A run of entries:
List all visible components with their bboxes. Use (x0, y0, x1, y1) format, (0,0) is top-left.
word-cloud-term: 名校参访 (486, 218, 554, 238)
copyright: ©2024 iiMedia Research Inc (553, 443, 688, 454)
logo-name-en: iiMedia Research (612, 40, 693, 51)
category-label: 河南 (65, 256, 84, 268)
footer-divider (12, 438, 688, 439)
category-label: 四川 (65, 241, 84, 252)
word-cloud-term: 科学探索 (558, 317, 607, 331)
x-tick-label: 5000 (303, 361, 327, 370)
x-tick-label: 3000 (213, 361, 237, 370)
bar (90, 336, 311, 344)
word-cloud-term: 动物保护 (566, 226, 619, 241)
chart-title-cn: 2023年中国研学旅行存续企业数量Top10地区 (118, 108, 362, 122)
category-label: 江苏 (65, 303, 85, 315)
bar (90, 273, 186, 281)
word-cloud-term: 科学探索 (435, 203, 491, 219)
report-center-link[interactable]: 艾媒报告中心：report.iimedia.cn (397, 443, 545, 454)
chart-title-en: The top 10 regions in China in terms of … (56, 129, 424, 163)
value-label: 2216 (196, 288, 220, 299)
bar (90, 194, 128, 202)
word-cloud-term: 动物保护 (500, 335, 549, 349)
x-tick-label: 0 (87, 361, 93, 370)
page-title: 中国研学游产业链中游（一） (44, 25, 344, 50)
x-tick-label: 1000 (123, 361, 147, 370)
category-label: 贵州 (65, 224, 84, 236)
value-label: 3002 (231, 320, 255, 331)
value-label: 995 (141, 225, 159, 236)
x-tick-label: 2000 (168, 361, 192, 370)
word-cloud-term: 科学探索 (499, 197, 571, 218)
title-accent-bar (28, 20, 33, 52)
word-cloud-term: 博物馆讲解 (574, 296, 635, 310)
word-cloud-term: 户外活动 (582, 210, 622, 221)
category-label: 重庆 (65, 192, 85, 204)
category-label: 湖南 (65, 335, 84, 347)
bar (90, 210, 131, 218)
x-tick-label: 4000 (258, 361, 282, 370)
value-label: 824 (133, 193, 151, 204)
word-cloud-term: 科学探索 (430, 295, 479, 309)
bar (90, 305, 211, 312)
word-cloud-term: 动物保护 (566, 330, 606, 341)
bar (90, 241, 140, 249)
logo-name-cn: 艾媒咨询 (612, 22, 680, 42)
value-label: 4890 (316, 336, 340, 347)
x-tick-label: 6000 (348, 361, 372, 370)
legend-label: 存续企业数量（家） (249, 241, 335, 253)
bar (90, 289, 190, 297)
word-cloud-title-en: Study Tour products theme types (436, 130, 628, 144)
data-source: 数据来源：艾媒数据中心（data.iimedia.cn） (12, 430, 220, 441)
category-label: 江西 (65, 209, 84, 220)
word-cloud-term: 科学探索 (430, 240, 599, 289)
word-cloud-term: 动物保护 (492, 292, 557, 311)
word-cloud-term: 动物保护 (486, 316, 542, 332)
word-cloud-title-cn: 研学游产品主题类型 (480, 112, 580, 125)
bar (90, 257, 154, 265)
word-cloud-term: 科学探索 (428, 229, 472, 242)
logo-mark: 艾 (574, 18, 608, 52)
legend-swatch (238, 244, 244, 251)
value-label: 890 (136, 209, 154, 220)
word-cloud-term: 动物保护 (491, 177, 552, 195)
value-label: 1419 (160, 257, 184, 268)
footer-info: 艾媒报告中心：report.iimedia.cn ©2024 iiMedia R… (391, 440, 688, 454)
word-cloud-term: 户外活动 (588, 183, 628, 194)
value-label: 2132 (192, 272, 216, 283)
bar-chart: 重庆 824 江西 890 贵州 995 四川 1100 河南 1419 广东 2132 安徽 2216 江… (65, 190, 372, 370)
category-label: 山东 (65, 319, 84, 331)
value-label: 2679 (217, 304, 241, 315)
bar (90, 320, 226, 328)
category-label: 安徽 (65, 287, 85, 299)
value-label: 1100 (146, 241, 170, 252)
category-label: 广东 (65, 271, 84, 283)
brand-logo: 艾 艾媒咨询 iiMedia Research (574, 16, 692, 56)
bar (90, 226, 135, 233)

Your goal: Give every line from the start of the entries up to and including the line with "value-label: 824 (133, 193, 151, 204)" as a JSON list of strings, one string per line and no blank lines.

Output of the exercise:
[
  "List all visible components with their bboxes. Use (x0, y0, x1, y1) format, (0,0) is top-left.",
  "word-cloud-term: 名校参访 (486, 218, 554, 238)",
  "copyright: ©2024 iiMedia Research Inc (553, 443, 688, 454)",
  "logo-name-en: iiMedia Research (612, 40, 693, 51)",
  "category-label: 河南 (65, 256, 84, 268)",
  "footer-divider (12, 438, 688, 439)",
  "category-label: 四川 (65, 241, 84, 252)",
  "word-cloud-term: 科学探索 (558, 317, 607, 331)",
  "x-tick-label: 5000 (303, 361, 327, 370)",
  "x-tick-label: 3000 (213, 361, 237, 370)",
  "bar (90, 336, 311, 344)",
  "word-cloud-term: 动物保护 (566, 226, 619, 241)",
  "chart-title-cn: 2023年中国研学旅行存续企业数量Top10地区 (118, 108, 362, 122)",
  "category-label: 江苏 (65, 303, 85, 315)",
  "bar (90, 273, 186, 281)",
  "word-cloud-term: 科学探索 (435, 203, 491, 219)",
  "report-center-link[interactable]: 艾媒报告中心：report.iimedia.cn (397, 443, 545, 454)",
  "chart-title-en: The top 10 regions in China in terms of … (56, 129, 424, 163)",
  "value-label: 2216 (196, 288, 220, 299)",
  "bar (90, 194, 128, 202)",
  "word-cloud-term: 动物保护 (500, 335, 549, 349)",
  "x-tick-label: 0 (87, 361, 93, 370)",
  "page-title: 中国研学游产业链中游（一） (44, 25, 344, 50)",
  "x-tick-label: 1000 (123, 361, 147, 370)",
  "category-label: 贵州 (65, 224, 84, 236)",
  "value-label: 3002 (231, 320, 255, 331)",
  "value-label: 995 (141, 225, 159, 236)",
  "x-tick-label: 2000 (168, 361, 192, 370)",
  "word-cloud-term: 科学探索 (499, 197, 571, 218)",
  "title-accent-bar (28, 20, 33, 52)",
  "word-cloud-term: 博物馆讲解 (574, 296, 635, 310)",
  "word-cloud-term: 户外活动 (582, 210, 622, 221)",
  "category-label: 重庆 (65, 192, 85, 204)",
  "category-label: 湖南 (65, 335, 84, 347)",
  "bar (90, 210, 131, 218)",
  "x-tick-label: 4000 (258, 361, 282, 370)",
  "value-label: 824 (133, 193, 151, 204)"
]